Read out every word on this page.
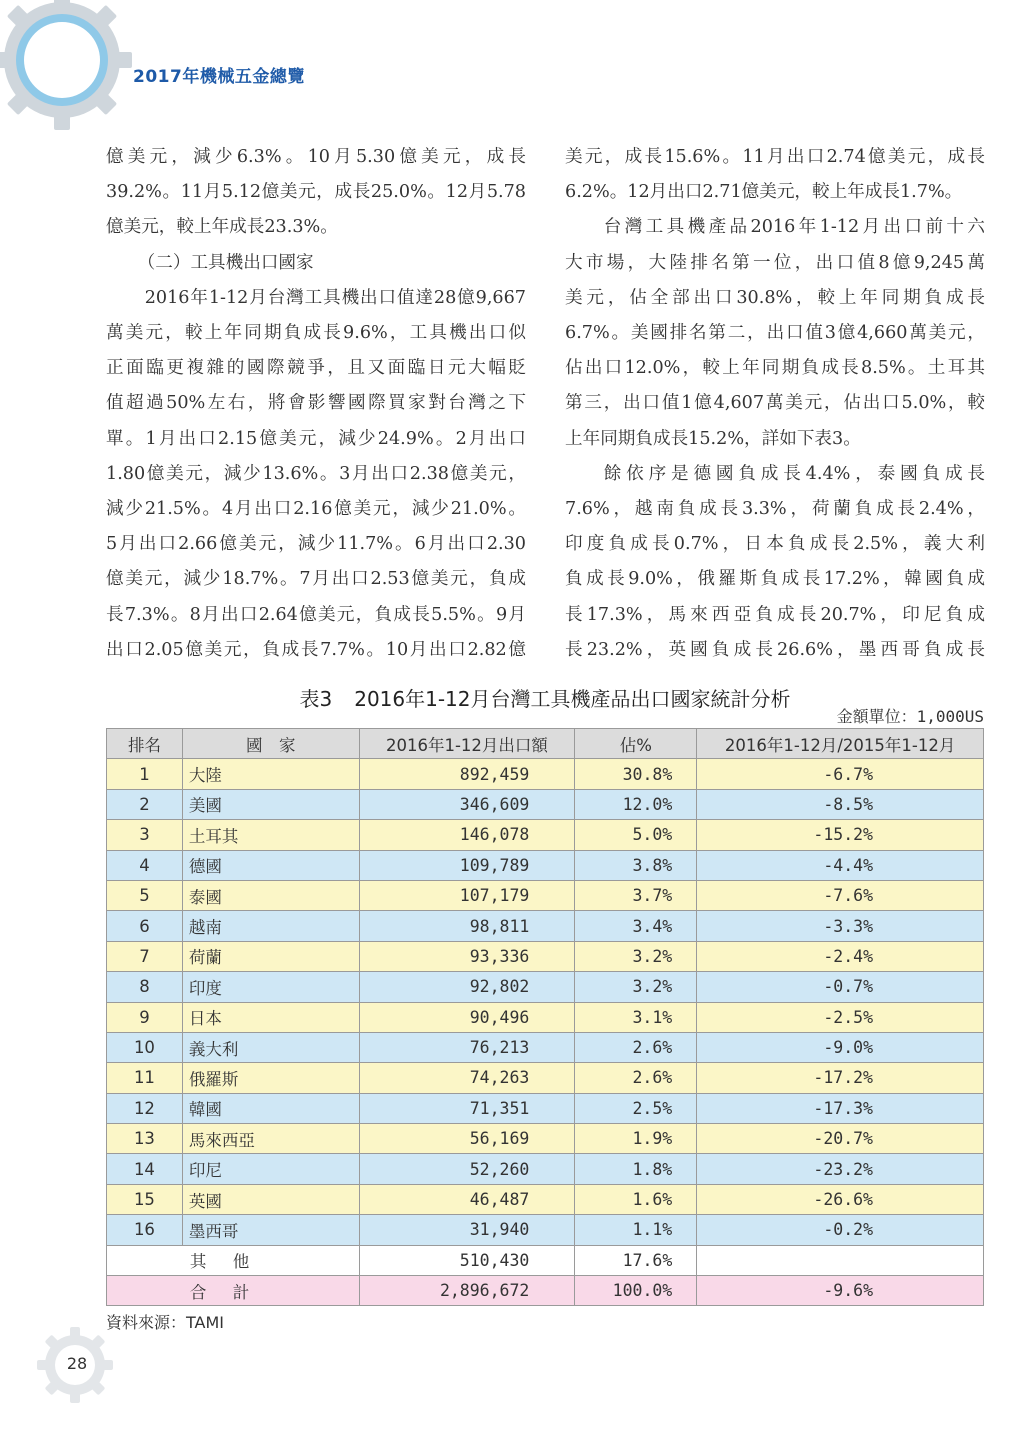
2017年機械五金總覽

億美元，減少6.3%。10月5.30億美元，成長

39.2%。11月5.12億美元，成長25.0%。12月5.78

億美元，較上年成長23.3%。

（二）工具機出口國家

2016年1-12月台灣工具機出口值達28億9,667

萬美元，較上年同期負成長9.6%，工具機出口似

正面臨更複雜的國際競爭，且又面臨日元大幅貶

值超過50%左右，將會影響國際買家對台灣之下

單。1月出口2.15億美元，減少24.9%。2月出口

1.80億美元，減少13.6%。3月出口2.38億美元，

減少21.5%。4月出口2.16億美元，減少21.0%。

5月出口2.66億美元，減少11.7%。6月出口2.30

億美元，減少18.7%。7月出口2.53億美元，負成

長7.3%。8月出口2.64億美元，負成長5.5%。9月

出口2.05億美元，負成長7.7%。10月出口2.82億

美元，成長15.6%。11月出口2.74億美元，成長

6.2%。12月出口2.71億美元，較上年成長1.7%。

台灣工具機產品2016年1-12月出口前十六

大市場，大陸排名第一位，出口值8億9,245萬

美元，佔全部出口30.8%，較上年同期負成長

6.7%。美國排名第二，出口值3億4,660萬美元，

佔出口12.0%，較上年同期負成長8.5%。土耳其

第三，出口值1億4,607萬美元，佔出口5.0%，較

上年同期負成長15.2%，詳如下表3。

餘依序是德國負成長4.4%，泰國負成長

7.6%，越南負成長3.3%，荷蘭負成長2.4%，

印度負成長0.7%，日本負成長2.5%，義大利

負成長9.0%，俄羅斯負成長17.2%，韓國負成

長17.3%，馬來西亞負成長20.7%，印尼負成

長23.2%，英國負成長26.6%，墨西哥負成長

表3 2016年1-12月台灣工具機產品出口國家統計分析
金額單位：1,000US
排名	國　家	2016年1-12月出口額	佔%	2016年1-12月/2015年1-12月
1	大陸	892,459	30.8%	-6.7%
2	美國	346,609	12.0%	-8.5%
3	土耳其	146,078	5.0%	-15.2%
4	德國	109,789	3.8%	-4.4%
5	泰國	107,179	3.7%	-7.6%
6	越南	98,811	3.4%	-3.3%
7	荷蘭	93,336	3.2%	-2.4%
8	印度	92,802	3.2%	-0.7%
9	日本	90,496	3.1%	-2.5%
10	義大利	76,213	2.6%	-9.0%
11	俄羅斯	74,263	2.6%	-17.2%
12	韓國	71,351	2.5%	-17.3%
13	馬來西亞	56,169	1.9%	-20.7%
14	印尼	52,260	1.8%	-23.2%
15	英國	46,487	1.6%	-26.6%
16	墨西哥	31,940	1.1%	-0.2%
其他		510,430	17.6%	
合計		2,896,672	100.0%	-9.6%
資料來源：TAMI
28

•••••

Output each line exactly; omit every picture.

Read out every word on this page.
2017年機械五金總覽

億美元，減少6.3%。10月5.30億美元，成長

39.2%。11月5.12億美元，成長25.0%。12月5.78

億美元，較上年成長23.3%。

（二）工具機出口國家

2016年1-12月台灣工具機出口值達28億9,667

萬美元，較上年同期負成長9.6%，工具機出口似

正面臨更複雜的國際競爭，且又面臨日元大幅貶

值超過50%左右，將會影響國際買家對台灣之下

單。1月出口2.15億美元，減少24.9%。2月出口

1.80億美元，減少13.6%。3月出口2.38億美元，

減少21.5%。4月出口2.16億美元，減少21.0%。

5月出口2.66億美元，減少11.7%。6月出口2.30

億美元，減少18.7%。7月出口2.53億美元，負成

長7.3%。8月出口2.64億美元，負成長5.5%。9月

出口2.05億美元，負成長7.7%。10月出口2.82億

美元，成長15.6%。11月出口2.74億美元，成長

6.2%。12月出口2.71億美元，較上年成長1.7%。

台灣工具機產品2016年1-12月出口前十六

大市場，大陸排名第一位，出口值8億9,245萬

美元，佔全部出口30.8%，較上年同期負成長

6.7%。美國排名第二，出口值3億4,660萬美元，

佔出口12.0%，較上年同期負成長8.5%。土耳其

第三，出口值1億4,607萬美元，佔出口5.0%，較

上年同期負成長15.2%，詳如下表3。

餘依序是德國負成長4.4%，泰國負成長

7.6%，越南負成長3.3%，荷蘭負成長2.4%，

印度負成長0.7%，日本負成長2.5%，義大利

負成長9.0%，俄羅斯負成長17.2%，韓國負成

長17.3%，馬來西亞負成長20.7%，印尼負成

長23.2%，英國負成長26.6%，墨西哥負成長

表3 2016年1-12月台灣工具機產品出口國家統計分析
金額單位：1,000US
排名	國　家	2016年1-12月出口額	佔%	2016年1-12月/2015年1-12月
1	大陸	892,459	30.8%	-6.7%
2	美國	346,609	12.0%	-8.5%
3	土耳其	146,078	5.0%	-15.2%
4	德國	109,789	3.8%	-4.4%
5	泰國	107,179	3.7%	-7.6%
6	越南	98,811	3.4%	-3.3%
7	荷蘭	93,336	3.2%	-2.4%
8	印度	92,802	3.2%	-0.7%
9	日本	90,496	3.1%	-2.5%
10	義大利	76,213	2.6%	-9.0%
11	俄羅斯	74,263	2.6%	-17.2%
12	韓國	71,351	2.5%	-17.3%
13	馬來西亞	56,169	1.9%	-20.7%
14	印尼	52,260	1.8%	-23.2%
15	英國	46,487	1.6%	-26.6%
16	墨西哥	31,940	1.1%	-0.2%
其他		510,430	17.6%	
合計		2,896,672	100.0%	-9.6%
資料來源：TAMI
28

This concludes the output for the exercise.